Directive: Pick every line with "Виды" from the material below.
□ □ □ □ □
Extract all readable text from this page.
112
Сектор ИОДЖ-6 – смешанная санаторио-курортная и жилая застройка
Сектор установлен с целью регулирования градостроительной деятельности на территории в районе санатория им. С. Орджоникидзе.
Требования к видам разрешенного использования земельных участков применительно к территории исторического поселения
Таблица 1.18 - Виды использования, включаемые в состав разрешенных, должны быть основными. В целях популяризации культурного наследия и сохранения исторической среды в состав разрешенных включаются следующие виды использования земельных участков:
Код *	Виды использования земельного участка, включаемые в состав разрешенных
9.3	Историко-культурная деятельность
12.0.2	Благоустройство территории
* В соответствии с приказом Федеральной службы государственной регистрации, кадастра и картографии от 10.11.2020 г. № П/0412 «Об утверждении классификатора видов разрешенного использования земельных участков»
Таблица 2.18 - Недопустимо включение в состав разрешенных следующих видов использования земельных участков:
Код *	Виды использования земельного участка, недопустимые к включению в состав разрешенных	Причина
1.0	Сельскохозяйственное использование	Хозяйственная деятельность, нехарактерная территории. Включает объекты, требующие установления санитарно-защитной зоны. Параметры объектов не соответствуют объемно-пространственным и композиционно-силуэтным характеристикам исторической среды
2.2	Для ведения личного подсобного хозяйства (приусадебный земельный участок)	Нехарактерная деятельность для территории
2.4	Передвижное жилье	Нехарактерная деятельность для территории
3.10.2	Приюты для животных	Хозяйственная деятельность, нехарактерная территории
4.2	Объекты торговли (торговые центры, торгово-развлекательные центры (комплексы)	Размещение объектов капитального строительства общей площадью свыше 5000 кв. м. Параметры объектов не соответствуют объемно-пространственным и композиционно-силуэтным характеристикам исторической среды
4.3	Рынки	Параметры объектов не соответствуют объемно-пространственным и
□ □ □ □ □
Response to this exercise:
Таблица 1.18 - Виды использования, включаемые в состав разрешенных, должны быть основными. В целях популяризации культурного наследия и сохранения исторической среды в состав разрешенных включаются следующие виды использования земельных участков:
Код *	Виды использования земельного участка, включаемые в состав разрешенных
Код *	Виды использования земельного участка, недопустимые к включению в состав разрешенных	Причина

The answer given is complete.